Brief: Reproduce all of the listing below without alteration.

The input:
------
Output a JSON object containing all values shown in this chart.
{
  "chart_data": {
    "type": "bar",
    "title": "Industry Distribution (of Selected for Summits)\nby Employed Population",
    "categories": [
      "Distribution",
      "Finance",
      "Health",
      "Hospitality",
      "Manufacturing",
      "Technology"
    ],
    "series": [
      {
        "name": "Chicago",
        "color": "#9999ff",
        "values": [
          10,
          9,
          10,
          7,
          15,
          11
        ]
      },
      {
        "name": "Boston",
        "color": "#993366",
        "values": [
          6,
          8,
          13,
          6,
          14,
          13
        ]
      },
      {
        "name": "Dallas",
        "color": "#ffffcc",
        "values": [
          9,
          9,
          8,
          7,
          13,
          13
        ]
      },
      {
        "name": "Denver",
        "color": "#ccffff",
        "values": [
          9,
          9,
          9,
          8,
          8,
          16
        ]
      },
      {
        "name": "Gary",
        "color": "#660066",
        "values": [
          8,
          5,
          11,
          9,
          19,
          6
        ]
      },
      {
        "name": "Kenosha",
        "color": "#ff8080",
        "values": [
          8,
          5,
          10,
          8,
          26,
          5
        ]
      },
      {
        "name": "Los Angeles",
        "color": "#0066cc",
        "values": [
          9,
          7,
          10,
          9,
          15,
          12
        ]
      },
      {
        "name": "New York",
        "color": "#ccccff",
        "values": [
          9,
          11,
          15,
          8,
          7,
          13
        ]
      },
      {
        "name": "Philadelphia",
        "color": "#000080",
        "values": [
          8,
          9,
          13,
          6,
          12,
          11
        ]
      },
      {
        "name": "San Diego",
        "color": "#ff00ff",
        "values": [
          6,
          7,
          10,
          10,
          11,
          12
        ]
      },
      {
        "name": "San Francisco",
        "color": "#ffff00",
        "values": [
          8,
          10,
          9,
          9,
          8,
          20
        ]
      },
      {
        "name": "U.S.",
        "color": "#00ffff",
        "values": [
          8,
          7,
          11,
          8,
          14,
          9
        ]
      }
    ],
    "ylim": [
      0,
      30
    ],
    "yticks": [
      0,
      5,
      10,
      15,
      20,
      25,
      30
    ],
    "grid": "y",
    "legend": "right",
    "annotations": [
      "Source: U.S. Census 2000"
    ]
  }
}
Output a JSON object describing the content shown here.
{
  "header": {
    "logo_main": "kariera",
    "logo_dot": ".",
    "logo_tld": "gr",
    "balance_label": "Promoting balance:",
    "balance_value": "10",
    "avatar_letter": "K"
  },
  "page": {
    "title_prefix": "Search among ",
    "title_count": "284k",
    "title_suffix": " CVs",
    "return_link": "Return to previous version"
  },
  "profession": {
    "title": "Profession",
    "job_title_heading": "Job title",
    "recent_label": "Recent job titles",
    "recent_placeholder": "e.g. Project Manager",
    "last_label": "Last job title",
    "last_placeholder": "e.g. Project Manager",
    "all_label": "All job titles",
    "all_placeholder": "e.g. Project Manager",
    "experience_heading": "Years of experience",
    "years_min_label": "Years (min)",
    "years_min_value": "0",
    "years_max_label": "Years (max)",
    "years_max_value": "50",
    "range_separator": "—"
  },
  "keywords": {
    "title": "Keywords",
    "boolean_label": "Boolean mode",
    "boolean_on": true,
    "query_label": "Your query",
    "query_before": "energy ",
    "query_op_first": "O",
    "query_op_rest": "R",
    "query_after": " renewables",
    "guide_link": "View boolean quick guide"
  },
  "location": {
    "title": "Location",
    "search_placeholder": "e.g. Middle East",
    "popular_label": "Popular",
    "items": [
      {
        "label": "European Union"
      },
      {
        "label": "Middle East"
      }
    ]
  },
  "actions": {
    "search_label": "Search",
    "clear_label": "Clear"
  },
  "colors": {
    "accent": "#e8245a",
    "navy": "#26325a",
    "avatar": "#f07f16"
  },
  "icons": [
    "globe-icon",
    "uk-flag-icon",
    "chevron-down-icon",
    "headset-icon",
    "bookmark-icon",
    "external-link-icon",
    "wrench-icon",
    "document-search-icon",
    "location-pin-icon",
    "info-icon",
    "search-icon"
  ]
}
------
Complete answer:
Output a JSON object containing all values shown in this chart.
{
  "chart_data": {
    "type": "bar",
    "title": "Industry Distribution (of Selected for Summits)\nby Employed Population",
    "categories": [
      "Distribution",
      "Finance",
      "Health",
      "Hospitality",
      "Manufacturing",
      "Technology"
    ],
    "series": [
      {
        "name": "Chicago",
        "color": "#9999ff",
        "values": [
          10,
          9,
          10,
          7,
          15,
          11
        ]
      },
      {
        "name": "Boston",
        "color": "#993366",
        "values": [
          6,
          8,
          13,
          6,
          14,
          13
        ]
      },
      {
        "name": "Dallas",
        "color": "#ffffcc",
        "values": [
          9,
          9,
          8,
          7,
          13,
          13
        ]
      },
      {
        "name": "Denver",
        "color": "#ccffff",
        "values": [
          9,
          9,
          9,
          8,
          8,
          16
        ]
      },
      {
        "name": "Gary",
        "color": "#660066",
        "values": [
          8,
          5,
          11,
          9,
          19,
          6
        ]
      },
      {
        "name": "Kenosha",
        "color": "#ff8080",
        "values": [
          8,
          5,
          10,
          8,
          26,
          5
        ]
      },
      {
        "name": "Los Angeles",
        "color": "#0066cc",
        "values": [
          9,
          7,
          10,
          9,
          15,
          12
        ]
      },
      {
        "name": "New York",
        "color": "#ccccff",
        "values": [
          9,
          11,
          15,
          8,
          7,
          13
        ]
      },
      {
        "name": "Philadelphia",
        "color": "#000080",
        "values": [
          8,
          9,
          13,
          6,
          12,
          11
        ]
      },
      {
        "name": "San Diego",
        "color": "#ff00ff",
        "values": [
          6,
          7,
          10,
          10,
          11,
          12
        ]
      },
      {
        "name": "San Francisco",
        "color": "#ffff00",
        "values": [
          8,
          10,
          9,
          9,
          8,
          20
        ]
      },
      {
        "name": "U.S.",
        "color": "#00ffff",
        "values": [
          8,
          7,
          11,
          8,
          14,
          9
        ]
      }
    ],
    "ylim": [
      0,
      30
    ],
    "yticks": [
      0,
      5,
      10,
      15,
      20,
      25,
      30
    ],
    "grid": "y",
    "legend": "right",
    "annotations": [
      "Source: U.S. Census 2000"
    ]
  }
}
Output a JSON object describing the content shown here.
{
  "header": {
    "logo_main": "kariera",
    "logo_dot": ".",
    "logo_tld": "gr",
    "balance_label": "Promoting balance:",
    "balance_value": "10",
    "avatar_letter": "K"
  },
  "page": {
    "title_prefix": "Search among ",
    "title_count": "284k",
    "title_suffix": " CVs",
    "return_link": "Return to previous version"
  },
  "profession": {
    "title": "Profession",
    "job_title_heading": "Job title",
    "recent_label": "Recent job titles",
    "recent_placeholder": "e.g. Project Manager",
    "last_label": "Last job title",
    "last_placeholder": "e.g. Project Manager",
    "all_label": "All job titles",
    "all_placeholder": "e.g. Project Manager",
    "experience_heading": "Years of experience",
    "years_min_label": "Years (min)",
    "years_min_value": "0",
    "years_max_label": "Years (max)",
    "years_max_value": "50",
    "range_separator": "—"
  },
  "keywords": {
    "title": "Keywords",
    "boolean_label": "Boolean mode",
    "boolean_on": true,
    "query_label": "Your query",
    "query_before": "energy ",
    "query_op_first": "O",
    "query_op_rest": "R",
    "query_after": " renewables",
    "guide_link": "View boolean quick guide"
  },
  "location": {
    "title": "Location",
    "search_placeholder": "e.g. Middle East",
    "popular_label": "Popular",
    "items": [
      {
        "label": "European Union"
      },
      {
        "label": "Middle East"
      }
    ]
  },
  "actions": {
    "search_label": "Search",
    "clear_label": "Clear"
  },
  "colors": {
    "accent": "#e8245a",
    "navy": "#26325a",
    "avatar": "#f07f16"
  },
  "icons": [
    "globe-icon",
    "uk-flag-icon",
    "chevron-down-icon",
    "headset-icon",
    "bookmark-icon",
    "external-link-icon",
    "wrench-icon",
    "document-search-icon",
    "location-pin-icon",
    "info-icon",
    "search-icon"
  ]
}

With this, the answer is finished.